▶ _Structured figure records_

_ _ _ _ _ _ _

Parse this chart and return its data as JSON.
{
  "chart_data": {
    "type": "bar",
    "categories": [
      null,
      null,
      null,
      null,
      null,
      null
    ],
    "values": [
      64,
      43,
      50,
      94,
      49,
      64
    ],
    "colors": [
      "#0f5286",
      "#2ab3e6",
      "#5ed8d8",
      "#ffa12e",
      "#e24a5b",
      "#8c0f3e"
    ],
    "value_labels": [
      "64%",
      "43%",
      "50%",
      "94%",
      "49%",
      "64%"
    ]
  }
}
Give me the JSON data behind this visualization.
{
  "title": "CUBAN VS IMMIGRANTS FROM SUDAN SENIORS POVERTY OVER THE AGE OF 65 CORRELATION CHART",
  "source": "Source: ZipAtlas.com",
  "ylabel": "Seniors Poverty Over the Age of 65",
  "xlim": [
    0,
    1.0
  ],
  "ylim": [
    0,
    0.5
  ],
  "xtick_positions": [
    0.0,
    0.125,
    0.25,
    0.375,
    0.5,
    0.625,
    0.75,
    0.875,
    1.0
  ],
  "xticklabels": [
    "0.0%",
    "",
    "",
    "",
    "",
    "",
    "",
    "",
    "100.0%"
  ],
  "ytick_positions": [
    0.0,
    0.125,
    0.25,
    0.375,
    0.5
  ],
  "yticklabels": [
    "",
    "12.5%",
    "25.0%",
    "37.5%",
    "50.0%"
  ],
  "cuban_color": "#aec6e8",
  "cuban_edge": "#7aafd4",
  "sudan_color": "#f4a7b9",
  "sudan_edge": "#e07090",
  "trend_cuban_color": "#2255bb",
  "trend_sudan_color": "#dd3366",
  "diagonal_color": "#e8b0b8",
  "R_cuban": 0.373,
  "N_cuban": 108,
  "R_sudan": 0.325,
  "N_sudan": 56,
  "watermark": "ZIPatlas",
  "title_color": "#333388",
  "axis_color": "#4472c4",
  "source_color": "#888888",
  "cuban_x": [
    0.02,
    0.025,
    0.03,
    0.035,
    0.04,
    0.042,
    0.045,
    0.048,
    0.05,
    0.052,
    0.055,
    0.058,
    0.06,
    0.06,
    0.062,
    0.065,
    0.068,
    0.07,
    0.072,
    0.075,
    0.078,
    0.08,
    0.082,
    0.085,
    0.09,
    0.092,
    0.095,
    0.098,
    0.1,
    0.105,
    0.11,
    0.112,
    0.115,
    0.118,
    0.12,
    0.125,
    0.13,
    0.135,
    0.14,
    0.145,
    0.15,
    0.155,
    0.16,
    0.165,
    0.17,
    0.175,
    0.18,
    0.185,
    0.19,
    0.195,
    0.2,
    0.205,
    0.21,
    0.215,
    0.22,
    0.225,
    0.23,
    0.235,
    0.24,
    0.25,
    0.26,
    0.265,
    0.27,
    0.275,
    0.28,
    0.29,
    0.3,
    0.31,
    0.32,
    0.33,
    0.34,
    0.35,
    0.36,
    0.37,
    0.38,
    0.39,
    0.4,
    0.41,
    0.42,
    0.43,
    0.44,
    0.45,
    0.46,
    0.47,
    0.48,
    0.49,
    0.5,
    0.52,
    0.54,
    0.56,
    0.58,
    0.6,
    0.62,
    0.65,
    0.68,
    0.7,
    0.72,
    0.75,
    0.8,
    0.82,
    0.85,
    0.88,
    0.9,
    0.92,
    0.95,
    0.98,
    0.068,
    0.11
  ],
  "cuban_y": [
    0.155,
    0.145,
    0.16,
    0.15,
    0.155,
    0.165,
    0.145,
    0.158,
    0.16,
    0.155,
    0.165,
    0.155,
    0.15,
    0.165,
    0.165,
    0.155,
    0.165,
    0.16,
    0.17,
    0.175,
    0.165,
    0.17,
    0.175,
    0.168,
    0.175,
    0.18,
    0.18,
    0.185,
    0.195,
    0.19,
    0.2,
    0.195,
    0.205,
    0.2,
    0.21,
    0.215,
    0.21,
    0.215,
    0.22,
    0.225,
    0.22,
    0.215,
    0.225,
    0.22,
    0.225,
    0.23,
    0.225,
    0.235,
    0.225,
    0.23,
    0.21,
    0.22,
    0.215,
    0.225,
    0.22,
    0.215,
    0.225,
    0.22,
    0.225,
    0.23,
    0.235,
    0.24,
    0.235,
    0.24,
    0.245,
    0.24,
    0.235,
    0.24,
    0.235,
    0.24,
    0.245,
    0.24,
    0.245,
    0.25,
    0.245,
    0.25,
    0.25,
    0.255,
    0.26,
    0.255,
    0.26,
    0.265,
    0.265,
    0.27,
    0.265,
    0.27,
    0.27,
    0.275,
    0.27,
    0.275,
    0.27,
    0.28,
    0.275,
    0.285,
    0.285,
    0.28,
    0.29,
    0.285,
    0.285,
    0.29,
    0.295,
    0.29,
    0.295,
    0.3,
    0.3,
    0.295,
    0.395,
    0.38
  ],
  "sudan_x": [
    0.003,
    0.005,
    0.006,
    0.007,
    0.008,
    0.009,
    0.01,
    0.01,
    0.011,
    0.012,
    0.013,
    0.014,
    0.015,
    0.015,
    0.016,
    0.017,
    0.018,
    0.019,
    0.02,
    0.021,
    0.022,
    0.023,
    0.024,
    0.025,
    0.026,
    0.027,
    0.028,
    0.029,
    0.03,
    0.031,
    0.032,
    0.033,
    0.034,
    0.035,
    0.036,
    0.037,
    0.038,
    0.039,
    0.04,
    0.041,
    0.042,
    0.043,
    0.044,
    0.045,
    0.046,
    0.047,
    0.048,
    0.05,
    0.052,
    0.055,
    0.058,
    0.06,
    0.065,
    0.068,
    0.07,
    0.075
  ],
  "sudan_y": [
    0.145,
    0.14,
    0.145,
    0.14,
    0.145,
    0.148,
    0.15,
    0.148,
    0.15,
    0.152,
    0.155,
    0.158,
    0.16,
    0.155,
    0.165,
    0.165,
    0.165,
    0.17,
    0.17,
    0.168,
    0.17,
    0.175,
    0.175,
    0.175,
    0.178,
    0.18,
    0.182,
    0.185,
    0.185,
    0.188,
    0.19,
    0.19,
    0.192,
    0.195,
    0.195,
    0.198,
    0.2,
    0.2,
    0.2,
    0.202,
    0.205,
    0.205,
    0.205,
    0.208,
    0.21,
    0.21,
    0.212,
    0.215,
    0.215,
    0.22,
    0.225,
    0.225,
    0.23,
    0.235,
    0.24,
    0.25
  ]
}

_ _ _ _ _ _ _

▶ _WHAT IS NEEDED_
Extract the listing in its entirety and repeat it exactly.

▶ _SOLUTION FOR THIS EXERCISE_
Parse this chart and return its data as JSON.
{
  "chart_data": {
    "type": "bar",
    "categories": [
      null,
      null,
      null,
      null,
      null,
      null
    ],
    "values": [
      64,
      43,
      50,
      94,
      49,
      64
    ],
    "colors": [
      "#0f5286",
      "#2ab3e6",
      "#5ed8d8",
      "#ffa12e",
      "#e24a5b",
      "#8c0f3e"
    ],
    "value_labels": [
      "64%",
      "43%",
      "50%",
      "94%",
      "49%",
      "64%"
    ]
  }
}
Give me the JSON data behind this visualization.
{
  "title": "CUBAN VS IMMIGRANTS FROM SUDAN SENIORS POVERTY OVER THE AGE OF 65 CORRELATION CHART",
  "source": "Source: ZipAtlas.com",
  "ylabel": "Seniors Poverty Over the Age of 65",
  "xlim": [
    0,
    1.0
  ],
  "ylim": [
    0,
    0.5
  ],
  "xtick_positions": [
    0.0,
    0.125,
    0.25,
    0.375,
    0.5,
    0.625,
    0.75,
    0.875,
    1.0
  ],
  "xticklabels": [
    "0.0%",
    "",
    "",
    "",
    "",
    "",
    "",
    "",
    "100.0%"
  ],
  "ytick_positions": [
    0.0,
    0.125,
    0.25,
    0.375,
    0.5
  ],
  "yticklabels": [
    "",
    "12.5%",
    "25.0%",
    "37.5%",
    "50.0%"
  ],
  "cuban_color": "#aec6e8",
  "cuban_edge": "#7aafd4",
  "sudan_color": "#f4a7b9",
  "sudan_edge": "#e07090",
  "trend_cuban_color": "#2255bb",
  "trend_sudan_color": "#dd3366",
  "diagonal_color": "#e8b0b8",
  "R_cuban": 0.373,
  "N_cuban": 108,
  "R_sudan": 0.325,
  "N_sudan": 56,
  "watermark": "ZIPatlas",
  "title_color": "#333388",
  "axis_color": "#4472c4",
  "source_color": "#888888",
  "cuban_x": [
    0.02,
    0.025,
    0.03,
    0.035,
    0.04,
    0.042,
    0.045,
    0.048,
    0.05,
    0.052,
    0.055,
    0.058,
    0.06,
    0.06,
    0.062,
    0.065,
    0.068,
    0.07,
    0.072,
    0.075,
    0.078,
    0.08,
    0.082,
    0.085,
    0.09,
    0.092,
    0.095,
    0.098,
    0.1,
    0.105,
    0.11,
    0.112,
    0.115,
    0.118,
    0.12,
    0.125,
    0.13,
    0.135,
    0.14,
    0.145,
    0.15,
    0.155,
    0.16,
    0.165,
    0.17,
    0.175,
    0.18,
    0.185,
    0.19,
    0.195,
    0.2,
    0.205,
    0.21,
    0.215,
    0.22,
    0.225,
    0.23,
    0.235,
    0.24,
    0.25,
    0.26,
    0.265,
    0.27,
    0.275,
    0.28,
    0.29,
    0.3,
    0.31,
    0.32,
    0.33,
    0.34,
    0.35,
    0.36,
    0.37,
    0.38,
    0.39,
    0.4,
    0.41,
    0.42,
    0.43,
    0.44,
    0.45,
    0.46,
    0.47,
    0.48,
    0.49,
    0.5,
    0.52,
    0.54,
    0.56,
    0.58,
    0.6,
    0.62,
    0.65,
    0.68,
    0.7,
    0.72,
    0.75,
    0.8,
    0.82,
    0.85,
    0.88,
    0.9,
    0.92,
    0.95,
    0.98,
    0.068,
    0.11
  ],
  "cuban_y": [
    0.155,
    0.145,
    0.16,
    0.15,
    0.155,
    0.165,
    0.145,
    0.158,
    0.16,
    0.155,
    0.165,
    0.155,
    0.15,
    0.165,
    0.165,
    0.155,
    0.165,
    0.16,
    0.17,
    0.175,
    0.165,
    0.17,
    0.175,
    0.168,
    0.175,
    0.18,
    0.18,
    0.185,
    0.195,
    0.19,
    0.2,
    0.195,
    0.205,
    0.2,
    0.21,
    0.215,
    0.21,
    0.215,
    0.22,
    0.225,
    0.22,
    0.215,
    0.225,
    0.22,
    0.225,
    0.23,
    0.225,
    0.235,
    0.225,
    0.23,
    0.21,
    0.22,
    0.215,
    0.225,
    0.22,
    0.215,
    0.225,
    0.22,
    0.225,
    0.23,
    0.235,
    0.24,
    0.235,
    0.24,
    0.245,
    0.24,
    0.235,
    0.24,
    0.235,
    0.24,
    0.245,
    0.24,
    0.245,
    0.25,
    0.245,
    0.25,
    0.25,
    0.255,
    0.26,
    0.255,
    0.26,
    0.265,
    0.265,
    0.27,
    0.265,
    0.27,
    0.27,
    0.275,
    0.27,
    0.275,
    0.27,
    0.28,
    0.275,
    0.285,
    0.285,
    0.28,
    0.29,
    0.285,
    0.285,
    0.29,
    0.295,
    0.29,
    0.295,
    0.3,
    0.3,
    0.295,
    0.395,
    0.38
  ],
  "sudan_x": [
    0.003,
    0.005,
    0.006,
    0.007,
    0.008,
    0.009,
    0.01,
    0.01,
    0.011,
    0.012,
    0.013,
    0.014,
    0.015,
    0.015,
    0.016,
    0.017,
    0.018,
    0.019,
    0.02,
    0.021,
    0.022,
    0.023,
    0.024,
    0.025,
    0.026,
    0.027,
    0.028,
    0.029,
    0.03,
    0.031,
    0.032,
    0.033,
    0.034,
    0.035,
    0.036,
    0.037,
    0.038,
    0.039,
    0.04,
    0.041,
    0.042,
    0.043,
    0.044,
    0.045,
    0.046,
    0.047,
    0.048,
    0.05,
    0.052,
    0.055,
    0.058,
    0.06,
    0.065,
    0.068,
    0.07,
    0.075
  ],
  "sudan_y": [
    0.145,
    0.14,
    0.145,
    0.14,
    0.145,
    0.148,
    0.15,
    0.148,
    0.15,
    0.152,
    0.155,
    0.158,
    0.16,
    0.155,
    0.165,
    0.165,
    0.165,
    0.17,
    0.17,
    0.168,
    0.17,
    0.175,
    0.175,
    0.175,
    0.178,
    0.18,
    0.182,
    0.185,
    0.185,
    0.188,
    0.19,
    0.19,
    0.192,
    0.195,
    0.195,
    0.198,
    0.2,
    0.2,
    0.2,
    0.202,
    0.205,
    0.205,
    0.205,
    0.208,
    0.21,
    0.21,
    0.212,
    0.215,
    0.215,
    0.22,
    0.225,
    0.225,
    0.23,
    0.235,
    0.24,
    0.25
  ]
}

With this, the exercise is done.